Entries taken from a collection
((
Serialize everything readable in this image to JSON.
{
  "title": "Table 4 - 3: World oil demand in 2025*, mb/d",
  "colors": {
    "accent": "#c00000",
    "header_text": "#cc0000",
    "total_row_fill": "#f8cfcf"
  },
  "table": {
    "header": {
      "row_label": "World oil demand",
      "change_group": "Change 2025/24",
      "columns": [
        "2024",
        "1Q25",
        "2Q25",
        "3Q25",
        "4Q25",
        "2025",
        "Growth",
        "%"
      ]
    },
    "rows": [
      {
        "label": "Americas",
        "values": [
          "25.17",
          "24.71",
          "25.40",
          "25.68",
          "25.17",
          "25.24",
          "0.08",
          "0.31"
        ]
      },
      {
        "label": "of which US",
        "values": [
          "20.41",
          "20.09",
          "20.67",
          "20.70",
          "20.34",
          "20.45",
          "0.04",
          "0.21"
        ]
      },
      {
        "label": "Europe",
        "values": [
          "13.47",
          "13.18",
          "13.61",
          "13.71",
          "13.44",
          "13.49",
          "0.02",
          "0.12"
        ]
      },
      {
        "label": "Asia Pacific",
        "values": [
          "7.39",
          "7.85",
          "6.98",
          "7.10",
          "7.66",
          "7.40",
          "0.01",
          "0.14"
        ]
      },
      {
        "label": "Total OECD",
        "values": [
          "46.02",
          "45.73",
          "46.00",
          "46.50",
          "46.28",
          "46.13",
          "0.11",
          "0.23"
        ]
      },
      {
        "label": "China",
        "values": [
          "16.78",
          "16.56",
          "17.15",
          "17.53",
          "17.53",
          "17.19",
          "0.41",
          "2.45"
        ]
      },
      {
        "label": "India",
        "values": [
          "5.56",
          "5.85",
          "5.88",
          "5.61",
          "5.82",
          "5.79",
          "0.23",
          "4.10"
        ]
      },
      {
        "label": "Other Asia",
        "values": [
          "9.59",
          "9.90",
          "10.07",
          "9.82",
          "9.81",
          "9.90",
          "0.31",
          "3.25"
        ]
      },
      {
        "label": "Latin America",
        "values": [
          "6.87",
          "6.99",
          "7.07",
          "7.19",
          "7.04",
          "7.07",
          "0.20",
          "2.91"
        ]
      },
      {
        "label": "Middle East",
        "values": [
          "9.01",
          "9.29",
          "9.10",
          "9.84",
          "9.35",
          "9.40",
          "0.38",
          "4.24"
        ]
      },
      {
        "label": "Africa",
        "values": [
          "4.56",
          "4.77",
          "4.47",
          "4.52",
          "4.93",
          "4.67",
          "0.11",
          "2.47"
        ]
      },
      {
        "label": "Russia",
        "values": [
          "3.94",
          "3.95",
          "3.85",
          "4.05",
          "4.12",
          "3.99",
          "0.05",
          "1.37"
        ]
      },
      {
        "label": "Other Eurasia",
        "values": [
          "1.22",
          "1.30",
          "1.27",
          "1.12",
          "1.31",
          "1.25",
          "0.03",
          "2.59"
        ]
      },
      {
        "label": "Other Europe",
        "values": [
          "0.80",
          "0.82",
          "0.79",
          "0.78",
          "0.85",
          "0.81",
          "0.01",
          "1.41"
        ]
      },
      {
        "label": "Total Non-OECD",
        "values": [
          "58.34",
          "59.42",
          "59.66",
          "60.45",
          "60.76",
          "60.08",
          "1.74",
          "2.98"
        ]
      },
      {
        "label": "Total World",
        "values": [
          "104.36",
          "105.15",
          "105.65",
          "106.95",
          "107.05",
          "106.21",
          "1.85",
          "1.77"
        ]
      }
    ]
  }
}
))
### Task brief
Return all of the entries exactly as written.

### Answer to this task
Serialize everything readable in this image to JSON.
{
  "title": "Table 4 - 3: World oil demand in 2025*, mb/d",
  "colors": {
    "accent": "#c00000",
    "header_text": "#cc0000",
    "total_row_fill": "#f8cfcf"
  },
  "table": {
    "header": {
      "row_label": "World oil demand",
      "change_group": "Change 2025/24",
      "columns": [
        "2024",
        "1Q25",
        "2Q25",
        "3Q25",
        "4Q25",
        "2025",
        "Growth",
        "%"
      ]
    },
    "rows": [
      {
        "label": "Americas",
        "values": [
          "25.17",
          "24.71",
          "25.40",
          "25.68",
          "25.17",
          "25.24",
          "0.08",
          "0.31"
        ]
      },
      {
        "label": "of which US",
        "values": [
          "20.41",
          "20.09",
          "20.67",
          "20.70",
          "20.34",
          "20.45",
          "0.04",
          "0.21"
        ]
      },
      {
        "label": "Europe",
        "values": [
          "13.47",
          "13.18",
          "13.61",
          "13.71",
          "13.44",
          "13.49",
          "0.02",
          "0.12"
        ]
      },
      {
        "label": "Asia Pacific",
        "values": [
          "7.39",
          "7.85",
          "6.98",
          "7.10",
          "7.66",
          "7.40",
          "0.01",
          "0.14"
        ]
      },
      {
        "label": "Total OECD",
        "values": [
          "46.02",
          "45.73",
          "46.00",
          "46.50",
          "46.28",
          "46.13",
          "0.11",
          "0.23"
        ]
      },
      {
        "label": "China",
        "values": [
          "16.78",
          "16.56",
          "17.15",
          "17.53",
          "17.53",
          "17.19",
          "0.41",
          "2.45"
        ]
      },
      {
        "label": "India",
        "values": [
          "5.56",
          "5.85",
          "5.88",
          "5.61",
          "5.82",
          "5.79",
          "0.23",
          "4.10"
        ]
      },
      {
        "label": "Other Asia",
        "values": [
          "9.59",
          "9.90",
          "10.07",
          "9.82",
          "9.81",
          "9.90",
          "0.31",
          "3.25"
        ]
      },
      {
        "label": "Latin America",
        "values": [
          "6.87",
          "6.99",
          "7.07",
          "7.19",
          "7.04",
          "7.07",
          "0.20",
          "2.91"
        ]
      },
      {
        "label": "Middle East",
        "values": [
          "9.01",
          "9.29",
          "9.10",
          "9.84",
          "9.35",
          "9.40",
          "0.38",
          "4.24"
        ]
      },
      {
        "label": "Africa",
        "values": [
          "4.56",
          "4.77",
          "4.47",
          "4.52",
          "4.93",
          "4.67",
          "0.11",
          "2.47"
        ]
      },
      {
        "label": "Russia",
        "values": [
          "3.94",
          "3.95",
          "3.85",
          "4.05",
          "4.12",
          "3.99",
          "0.05",
          "1.37"
        ]
      },
      {
        "label": "Other Eurasia",
        "values": [
          "1.22",
          "1.30",
          "1.27",
          "1.12",
          "1.31",
          "1.25",
          "0.03",
          "2.59"
        ]
      },
      {
        "label": "Other Europe",
        "values": [
          "0.80",
          "0.82",
          "0.79",
          "0.78",
          "0.85",
          "0.81",
          "0.01",
          "1.41"
        ]
      },
      {
        "label": "Total Non-OECD",
        "values": [
          "58.34",
          "59.42",
          "59.66",
          "60.45",
          "60.76",
          "60.08",
          "1.74",
          "2.98"
        ]
      },
      {
        "label": "Total World",
        "values": [
          "104.36",
          "105.15",
          "105.65",
          "106.95",
          "107.05",
          "106.21",
          "1.85",
          "1.77"
        ]
      }
    ]
  }
}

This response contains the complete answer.